(Dataset entries)
<<<<
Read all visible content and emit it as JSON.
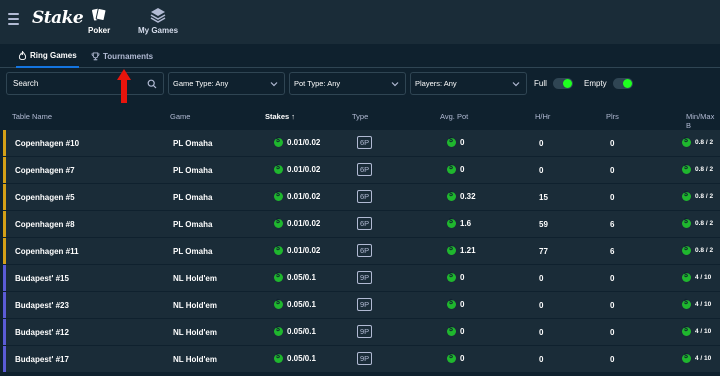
{
  "header": {
    "logo": "Stake",
    "nav": [
      {
        "label": "Poker",
        "icon": "cards-icon"
      },
      {
        "label": "My Games",
        "icon": "stack-icon"
      }
    ]
  },
  "tabs": [
    {
      "label": "Ring Games",
      "icon": "fire-icon",
      "active": true
    },
    {
      "label": "Tournaments",
      "icon": "trophy-icon",
      "active": false
    }
  ],
  "filters": {
    "search_placeholder": "Search",
    "game_type": "Game Type: Any",
    "pot_type": "Pot Type: Any",
    "players": "Players: Any",
    "full_label": "Full",
    "empty_label": "Empty"
  },
  "table": {
    "headers": {
      "name": "Table Name",
      "game": "Game",
      "stakes": "Stakes ↑",
      "type": "Type",
      "pot": "Avg. Pot",
      "hhr": "H/Hr",
      "plrs": "Plrs",
      "minmax": "Min/Max B"
    },
    "rows": [
      {
        "name": "Copenhagen #10",
        "game": "PL Omaha",
        "stakes": "0.01/0.02",
        "type": "6P",
        "pot": "0",
        "hhr": "0",
        "plrs": "0",
        "minmax": "0.8 / 2",
        "group": "plo"
      },
      {
        "name": "Copenhagen #7",
        "game": "PL Omaha",
        "stakes": "0.01/0.02",
        "type": "6P",
        "pot": "0",
        "hhr": "0",
        "plrs": "0",
        "minmax": "0.8 / 2",
        "group": "plo"
      },
      {
        "name": "Copenhagen #5",
        "game": "PL Omaha",
        "stakes": "0.01/0.02",
        "type": "6P",
        "pot": "0.32",
        "hhr": "15",
        "plrs": "0",
        "minmax": "0.8 / 2",
        "group": "plo"
      },
      {
        "name": "Copenhagen #8",
        "game": "PL Omaha",
        "stakes": "0.01/0.02",
        "type": "6P",
        "pot": "1.6",
        "hhr": "59",
        "plrs": "6",
        "minmax": "0.8 / 2",
        "group": "plo"
      },
      {
        "name": "Copenhagen #11",
        "game": "PL Omaha",
        "stakes": "0.01/0.02",
        "type": "6P",
        "pot": "1.21",
        "hhr": "77",
        "plrs": "6",
        "minmax": "0.8 / 2",
        "group": "plo"
      },
      {
        "name": "Budapest' #15",
        "game": "NL Hold'em",
        "stakes": "0.05/0.1",
        "type": "9P",
        "pot": "0",
        "hhr": "0",
        "plrs": "0",
        "minmax": "4 / 10",
        "group": "nl"
      },
      {
        "name": "Budapest' #23",
        "game": "NL Hold'em",
        "stakes": "0.05/0.1",
        "type": "9P",
        "pot": "0",
        "hhr": "0",
        "plrs": "0",
        "minmax": "4 / 10",
        "group": "nl"
      },
      {
        "name": "Budapest' #12",
        "game": "NL Hold'em",
        "stakes": "0.05/0.1",
        "type": "9P",
        "pot": "0",
        "hhr": "0",
        "plrs": "0",
        "minmax": "4 / 10",
        "group": "nl"
      },
      {
        "name": "Budapest' #17",
        "game": "NL Hold'em",
        "stakes": "0.05/0.1",
        "type": "9P",
        "pot": "0",
        "hhr": "0",
        "plrs": "0",
        "minmax": "4 / 10",
        "group": "nl"
      }
    ]
  },
  "colors": {
    "accent": "#1475e1",
    "plo_group": "#d4a017",
    "nl_group": "#5b5bd6",
    "coin": "#1fb72e",
    "toggle_on": "#1fff20",
    "annotation_arrow": "#e8140c"
  }
}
>>>>
Exercise prompt: Repeat the full listing above exactly, with no pictures in the copy.

Task output:
Read all visible content and emit it as JSON.
{
  "header": {
    "logo": "Stake",
    "nav": [
      {
        "label": "Poker",
        "icon": "cards-icon"
      },
      {
        "label": "My Games",
        "icon": "stack-icon"
      }
    ]
  },
  "tabs": [
    {
      "label": "Ring Games",
      "icon": "fire-icon",
      "active": true
    },
    {
      "label": "Tournaments",
      "icon": "trophy-icon",
      "active": false
    }
  ],
  "filters": {
    "search_placeholder": "Search",
    "game_type": "Game Type: Any",
    "pot_type": "Pot Type: Any",
    "players": "Players: Any",
    "full_label": "Full",
    "empty_label": "Empty"
  },
  "table": {
    "headers": {
      "name": "Table Name",
      "game": "Game",
      "stakes": "Stakes ↑",
      "type": "Type",
      "pot": "Avg. Pot",
      "hhr": "H/Hr",
      "plrs": "Plrs",
      "minmax": "Min/Max B"
    },
    "rows": [
      {
        "name": "Copenhagen #10",
        "game": "PL Omaha",
        "stakes": "0.01/0.02",
        "type": "6P",
        "pot": "0",
        "hhr": "0",
        "plrs": "0",
        "minmax": "0.8 / 2",
        "group": "plo"
      },
      {
        "name": "Copenhagen #7",
        "game": "PL Omaha",
        "stakes": "0.01/0.02",
        "type": "6P",
        "pot": "0",
        "hhr": "0",
        "plrs": "0",
        "minmax": "0.8 / 2",
        "group": "plo"
      },
      {
        "name": "Copenhagen #5",
        "game": "PL Omaha",
        "stakes": "0.01/0.02",
        "type": "6P",
        "pot": "0.32",
        "hhr": "15",
        "plrs": "0",
        "minmax": "0.8 / 2",
        "group": "plo"
      },
      {
        "name": "Copenhagen #8",
        "game": "PL Omaha",
        "stakes": "0.01/0.02",
        "type": "6P",
        "pot": "1.6",
        "hhr": "59",
        "plrs": "6",
        "minmax": "0.8 / 2",
        "group": "plo"
      },
      {
        "name": "Copenhagen #11",
        "game": "PL Omaha",
        "stakes": "0.01/0.02",
        "type": "6P",
        "pot": "1.21",
        "hhr": "77",
        "plrs": "6",
        "minmax": "0.8 / 2",
        "group": "plo"
      },
      {
        "name": "Budapest' #15",
        "game": "NL Hold'em",
        "stakes": "0.05/0.1",
        "type": "9P",
        "pot": "0",
        "hhr": "0",
        "plrs": "0",
        "minmax": "4 / 10",
        "group": "nl"
      },
      {
        "name": "Budapest' #23",
        "game": "NL Hold'em",
        "stakes": "0.05/0.1",
        "type": "9P",
        "pot": "0",
        "hhr": "0",
        "plrs": "0",
        "minmax": "4 / 10",
        "group": "nl"
      },
      {
        "name": "Budapest' #12",
        "game": "NL Hold'em",
        "stakes": "0.05/0.1",
        "type": "9P",
        "pot": "0",
        "hhr": "0",
        "plrs": "0",
        "minmax": "4 / 10",
        "group": "nl"
      },
      {
        "name": "Budapest' #17",
        "game": "NL Hold'em",
        "stakes": "0.05/0.1",
        "type": "9P",
        "pot": "0",
        "hhr": "0",
        "plrs": "0",
        "minmax": "4 / 10",
        "group": "nl"
      }
    ]
  },
  "colors": {
    "accent": "#1475e1",
    "plo_group": "#d4a017",
    "nl_group": "#5b5bd6",
    "coin": "#1fb72e",
    "toggle_on": "#1fff20",
    "annotation_arrow": "#e8140c"
  }
}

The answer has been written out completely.